Stored data:
..............................
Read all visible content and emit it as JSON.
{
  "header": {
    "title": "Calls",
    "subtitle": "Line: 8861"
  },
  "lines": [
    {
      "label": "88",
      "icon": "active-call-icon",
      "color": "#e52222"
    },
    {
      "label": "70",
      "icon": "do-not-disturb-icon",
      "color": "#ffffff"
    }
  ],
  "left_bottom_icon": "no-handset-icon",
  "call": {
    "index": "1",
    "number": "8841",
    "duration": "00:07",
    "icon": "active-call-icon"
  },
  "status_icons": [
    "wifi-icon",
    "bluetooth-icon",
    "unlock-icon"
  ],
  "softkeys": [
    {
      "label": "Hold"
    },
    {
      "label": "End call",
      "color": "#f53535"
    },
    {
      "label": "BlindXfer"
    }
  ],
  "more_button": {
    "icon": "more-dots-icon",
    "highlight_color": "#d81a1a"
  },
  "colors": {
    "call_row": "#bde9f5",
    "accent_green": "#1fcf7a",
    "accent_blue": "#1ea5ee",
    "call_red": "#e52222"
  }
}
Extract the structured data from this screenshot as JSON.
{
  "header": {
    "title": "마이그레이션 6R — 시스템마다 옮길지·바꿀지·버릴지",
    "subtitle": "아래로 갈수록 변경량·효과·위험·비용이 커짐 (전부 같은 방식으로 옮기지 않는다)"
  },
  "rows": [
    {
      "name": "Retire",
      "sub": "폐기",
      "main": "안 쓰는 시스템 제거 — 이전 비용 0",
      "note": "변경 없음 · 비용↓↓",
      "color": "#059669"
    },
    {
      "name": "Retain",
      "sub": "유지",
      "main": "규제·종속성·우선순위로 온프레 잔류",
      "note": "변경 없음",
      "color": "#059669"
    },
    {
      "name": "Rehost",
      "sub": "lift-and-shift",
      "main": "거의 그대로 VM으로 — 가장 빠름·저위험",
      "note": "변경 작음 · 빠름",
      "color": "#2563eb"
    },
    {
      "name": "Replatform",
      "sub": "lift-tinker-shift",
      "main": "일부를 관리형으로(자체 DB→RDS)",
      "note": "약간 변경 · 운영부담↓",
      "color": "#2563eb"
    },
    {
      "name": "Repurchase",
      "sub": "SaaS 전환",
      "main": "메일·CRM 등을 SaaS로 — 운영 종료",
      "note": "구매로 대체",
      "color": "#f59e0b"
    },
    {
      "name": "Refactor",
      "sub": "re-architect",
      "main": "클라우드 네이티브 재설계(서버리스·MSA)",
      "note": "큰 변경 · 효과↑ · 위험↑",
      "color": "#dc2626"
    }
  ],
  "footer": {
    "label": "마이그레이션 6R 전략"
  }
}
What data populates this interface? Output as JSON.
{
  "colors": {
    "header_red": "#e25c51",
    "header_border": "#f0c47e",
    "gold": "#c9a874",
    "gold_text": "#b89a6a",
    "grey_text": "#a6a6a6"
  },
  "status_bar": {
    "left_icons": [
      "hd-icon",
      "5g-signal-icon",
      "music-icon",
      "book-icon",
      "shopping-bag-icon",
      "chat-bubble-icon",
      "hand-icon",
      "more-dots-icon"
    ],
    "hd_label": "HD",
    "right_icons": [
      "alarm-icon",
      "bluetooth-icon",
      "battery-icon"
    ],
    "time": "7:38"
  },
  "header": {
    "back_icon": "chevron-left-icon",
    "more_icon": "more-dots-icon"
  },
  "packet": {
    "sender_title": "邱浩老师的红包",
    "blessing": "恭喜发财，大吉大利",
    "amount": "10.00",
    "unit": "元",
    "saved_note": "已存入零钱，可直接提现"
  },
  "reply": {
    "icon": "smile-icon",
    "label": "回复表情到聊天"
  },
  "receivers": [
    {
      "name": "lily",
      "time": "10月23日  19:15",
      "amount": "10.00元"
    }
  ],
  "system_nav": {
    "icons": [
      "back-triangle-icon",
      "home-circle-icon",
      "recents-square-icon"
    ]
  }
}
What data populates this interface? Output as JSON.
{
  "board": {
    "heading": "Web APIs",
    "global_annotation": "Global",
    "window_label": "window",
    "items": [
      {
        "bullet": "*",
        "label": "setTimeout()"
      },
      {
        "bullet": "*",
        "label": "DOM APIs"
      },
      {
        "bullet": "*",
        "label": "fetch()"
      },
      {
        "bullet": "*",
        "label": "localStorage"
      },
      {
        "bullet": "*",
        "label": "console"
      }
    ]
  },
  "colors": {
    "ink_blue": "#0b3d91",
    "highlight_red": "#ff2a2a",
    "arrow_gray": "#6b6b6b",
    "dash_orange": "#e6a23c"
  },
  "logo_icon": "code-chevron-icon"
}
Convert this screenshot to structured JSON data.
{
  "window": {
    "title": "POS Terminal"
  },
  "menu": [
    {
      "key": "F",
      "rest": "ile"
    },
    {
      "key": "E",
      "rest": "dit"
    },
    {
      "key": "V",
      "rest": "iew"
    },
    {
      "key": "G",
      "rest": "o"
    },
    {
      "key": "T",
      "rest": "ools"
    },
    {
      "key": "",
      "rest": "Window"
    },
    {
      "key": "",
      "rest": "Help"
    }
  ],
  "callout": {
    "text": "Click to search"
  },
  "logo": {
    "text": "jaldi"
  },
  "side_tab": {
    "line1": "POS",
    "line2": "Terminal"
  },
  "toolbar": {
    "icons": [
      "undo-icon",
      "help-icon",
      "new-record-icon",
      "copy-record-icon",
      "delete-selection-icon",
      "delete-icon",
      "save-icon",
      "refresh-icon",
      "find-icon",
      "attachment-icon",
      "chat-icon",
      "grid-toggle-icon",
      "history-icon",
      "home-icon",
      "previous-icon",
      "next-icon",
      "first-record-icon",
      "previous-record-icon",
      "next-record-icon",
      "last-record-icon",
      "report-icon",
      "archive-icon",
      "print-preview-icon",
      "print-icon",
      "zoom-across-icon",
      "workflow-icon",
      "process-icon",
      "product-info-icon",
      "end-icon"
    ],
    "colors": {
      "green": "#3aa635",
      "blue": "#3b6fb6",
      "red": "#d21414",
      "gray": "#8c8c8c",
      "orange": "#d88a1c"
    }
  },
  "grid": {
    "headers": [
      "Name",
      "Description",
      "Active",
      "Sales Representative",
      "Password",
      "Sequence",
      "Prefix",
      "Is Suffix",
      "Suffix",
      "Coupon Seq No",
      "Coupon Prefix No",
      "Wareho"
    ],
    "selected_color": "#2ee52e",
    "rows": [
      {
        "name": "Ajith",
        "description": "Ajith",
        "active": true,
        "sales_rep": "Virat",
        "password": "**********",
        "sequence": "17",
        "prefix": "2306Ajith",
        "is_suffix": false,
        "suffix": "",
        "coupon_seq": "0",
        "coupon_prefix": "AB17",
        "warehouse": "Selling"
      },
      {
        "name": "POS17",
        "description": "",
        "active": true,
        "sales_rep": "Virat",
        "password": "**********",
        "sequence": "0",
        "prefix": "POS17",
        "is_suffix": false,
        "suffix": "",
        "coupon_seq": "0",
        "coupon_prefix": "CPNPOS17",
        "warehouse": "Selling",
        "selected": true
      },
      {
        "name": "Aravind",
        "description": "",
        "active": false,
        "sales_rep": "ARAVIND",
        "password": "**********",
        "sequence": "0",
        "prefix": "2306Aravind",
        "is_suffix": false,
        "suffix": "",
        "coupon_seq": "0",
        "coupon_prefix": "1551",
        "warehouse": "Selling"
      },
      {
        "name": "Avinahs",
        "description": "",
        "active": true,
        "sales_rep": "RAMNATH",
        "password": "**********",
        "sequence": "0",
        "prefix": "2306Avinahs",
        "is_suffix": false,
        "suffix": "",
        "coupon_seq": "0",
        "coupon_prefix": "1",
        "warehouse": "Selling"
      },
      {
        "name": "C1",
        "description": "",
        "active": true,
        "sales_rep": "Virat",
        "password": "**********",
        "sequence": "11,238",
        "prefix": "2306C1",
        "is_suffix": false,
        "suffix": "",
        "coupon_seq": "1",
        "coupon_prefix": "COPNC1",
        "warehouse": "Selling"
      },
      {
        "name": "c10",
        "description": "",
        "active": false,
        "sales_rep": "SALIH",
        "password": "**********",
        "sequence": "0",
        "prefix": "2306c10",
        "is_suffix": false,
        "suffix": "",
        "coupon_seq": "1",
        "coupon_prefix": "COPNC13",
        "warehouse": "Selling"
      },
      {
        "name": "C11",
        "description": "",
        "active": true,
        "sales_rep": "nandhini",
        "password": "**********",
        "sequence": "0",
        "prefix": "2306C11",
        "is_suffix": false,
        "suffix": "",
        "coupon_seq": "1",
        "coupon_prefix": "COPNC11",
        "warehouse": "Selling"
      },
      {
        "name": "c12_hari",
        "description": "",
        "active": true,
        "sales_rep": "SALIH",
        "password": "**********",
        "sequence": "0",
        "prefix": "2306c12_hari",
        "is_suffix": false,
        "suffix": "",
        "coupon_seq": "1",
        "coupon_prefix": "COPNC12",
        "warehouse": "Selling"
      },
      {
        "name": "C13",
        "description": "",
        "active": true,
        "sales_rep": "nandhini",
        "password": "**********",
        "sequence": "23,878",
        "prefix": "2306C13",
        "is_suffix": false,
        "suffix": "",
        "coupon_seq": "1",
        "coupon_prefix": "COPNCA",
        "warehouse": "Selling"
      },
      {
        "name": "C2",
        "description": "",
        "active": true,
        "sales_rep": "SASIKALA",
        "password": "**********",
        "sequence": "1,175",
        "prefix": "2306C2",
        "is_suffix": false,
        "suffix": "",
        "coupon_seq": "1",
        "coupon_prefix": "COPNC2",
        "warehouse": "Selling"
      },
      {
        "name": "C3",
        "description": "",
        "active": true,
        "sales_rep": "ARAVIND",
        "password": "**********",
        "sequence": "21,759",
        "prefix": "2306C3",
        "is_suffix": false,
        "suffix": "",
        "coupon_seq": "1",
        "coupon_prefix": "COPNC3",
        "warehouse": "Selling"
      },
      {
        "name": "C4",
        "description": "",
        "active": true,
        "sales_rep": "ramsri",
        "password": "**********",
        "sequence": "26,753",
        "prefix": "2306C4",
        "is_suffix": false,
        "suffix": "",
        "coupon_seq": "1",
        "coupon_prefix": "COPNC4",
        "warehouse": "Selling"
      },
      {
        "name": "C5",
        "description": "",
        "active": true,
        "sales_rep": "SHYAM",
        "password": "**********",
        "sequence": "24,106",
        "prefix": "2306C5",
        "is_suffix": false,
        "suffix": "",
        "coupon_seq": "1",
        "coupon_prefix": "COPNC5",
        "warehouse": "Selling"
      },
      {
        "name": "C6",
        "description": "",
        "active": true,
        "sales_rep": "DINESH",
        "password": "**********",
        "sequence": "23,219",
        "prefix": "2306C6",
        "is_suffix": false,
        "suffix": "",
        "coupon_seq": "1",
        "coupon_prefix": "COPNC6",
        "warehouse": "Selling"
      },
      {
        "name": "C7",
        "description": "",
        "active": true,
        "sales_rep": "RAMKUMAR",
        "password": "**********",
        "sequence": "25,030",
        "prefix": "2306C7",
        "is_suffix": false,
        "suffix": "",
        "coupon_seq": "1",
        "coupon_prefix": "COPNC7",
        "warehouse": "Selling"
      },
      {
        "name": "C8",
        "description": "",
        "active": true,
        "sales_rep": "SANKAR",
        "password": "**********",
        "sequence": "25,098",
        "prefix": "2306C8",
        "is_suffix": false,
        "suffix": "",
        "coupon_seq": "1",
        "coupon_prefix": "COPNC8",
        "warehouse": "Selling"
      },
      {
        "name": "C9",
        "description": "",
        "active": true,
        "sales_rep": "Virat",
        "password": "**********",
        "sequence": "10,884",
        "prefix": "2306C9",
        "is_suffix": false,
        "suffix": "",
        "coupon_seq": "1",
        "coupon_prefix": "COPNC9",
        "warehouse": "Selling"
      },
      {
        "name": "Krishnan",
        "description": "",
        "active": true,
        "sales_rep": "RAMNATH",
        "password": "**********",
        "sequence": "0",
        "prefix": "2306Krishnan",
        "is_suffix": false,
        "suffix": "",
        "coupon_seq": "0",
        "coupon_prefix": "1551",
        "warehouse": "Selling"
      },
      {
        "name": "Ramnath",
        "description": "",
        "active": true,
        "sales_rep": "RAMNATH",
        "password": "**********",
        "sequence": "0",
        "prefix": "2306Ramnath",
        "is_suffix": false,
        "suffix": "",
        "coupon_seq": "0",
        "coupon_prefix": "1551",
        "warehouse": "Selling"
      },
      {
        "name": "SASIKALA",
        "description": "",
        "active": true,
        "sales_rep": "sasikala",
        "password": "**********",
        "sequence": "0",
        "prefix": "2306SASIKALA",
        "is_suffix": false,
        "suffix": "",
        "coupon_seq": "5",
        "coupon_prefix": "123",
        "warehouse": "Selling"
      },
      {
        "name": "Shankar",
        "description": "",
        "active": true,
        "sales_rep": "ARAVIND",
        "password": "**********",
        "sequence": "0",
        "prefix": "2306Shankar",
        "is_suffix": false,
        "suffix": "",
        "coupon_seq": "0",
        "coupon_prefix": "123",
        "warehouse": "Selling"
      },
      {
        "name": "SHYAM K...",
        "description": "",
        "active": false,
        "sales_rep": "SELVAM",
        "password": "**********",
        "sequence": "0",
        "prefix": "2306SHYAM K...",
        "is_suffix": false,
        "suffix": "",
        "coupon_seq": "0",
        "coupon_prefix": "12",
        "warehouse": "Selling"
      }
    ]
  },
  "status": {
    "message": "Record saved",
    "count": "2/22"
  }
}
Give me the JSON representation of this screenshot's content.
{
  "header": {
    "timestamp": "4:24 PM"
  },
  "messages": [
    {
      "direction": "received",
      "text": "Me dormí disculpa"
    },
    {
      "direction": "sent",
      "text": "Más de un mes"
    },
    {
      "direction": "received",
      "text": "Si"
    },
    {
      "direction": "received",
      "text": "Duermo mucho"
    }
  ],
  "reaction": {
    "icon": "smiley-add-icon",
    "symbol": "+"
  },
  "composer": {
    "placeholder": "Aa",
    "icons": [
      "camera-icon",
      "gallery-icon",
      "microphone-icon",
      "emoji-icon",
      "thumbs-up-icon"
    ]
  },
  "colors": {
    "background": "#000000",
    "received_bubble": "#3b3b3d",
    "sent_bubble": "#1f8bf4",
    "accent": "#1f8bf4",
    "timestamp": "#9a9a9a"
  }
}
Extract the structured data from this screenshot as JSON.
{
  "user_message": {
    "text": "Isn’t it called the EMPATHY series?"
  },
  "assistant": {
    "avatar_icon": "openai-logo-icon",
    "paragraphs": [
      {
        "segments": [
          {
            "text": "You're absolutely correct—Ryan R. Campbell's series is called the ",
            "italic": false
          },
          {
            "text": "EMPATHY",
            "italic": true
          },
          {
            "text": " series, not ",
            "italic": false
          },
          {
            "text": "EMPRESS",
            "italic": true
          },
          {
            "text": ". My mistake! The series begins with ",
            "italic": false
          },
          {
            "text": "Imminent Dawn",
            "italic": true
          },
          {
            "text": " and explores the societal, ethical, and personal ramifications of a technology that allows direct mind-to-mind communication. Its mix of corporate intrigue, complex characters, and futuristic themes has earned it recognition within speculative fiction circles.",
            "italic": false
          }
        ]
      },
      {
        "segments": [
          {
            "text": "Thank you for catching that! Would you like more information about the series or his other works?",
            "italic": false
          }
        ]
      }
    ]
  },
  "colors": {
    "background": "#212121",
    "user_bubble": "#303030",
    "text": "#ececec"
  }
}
..............................
WORK TO COMPLETE: From the records above, report the count of lines containing "content" and nothing more.

RESULT OF THE EXERCISE: 2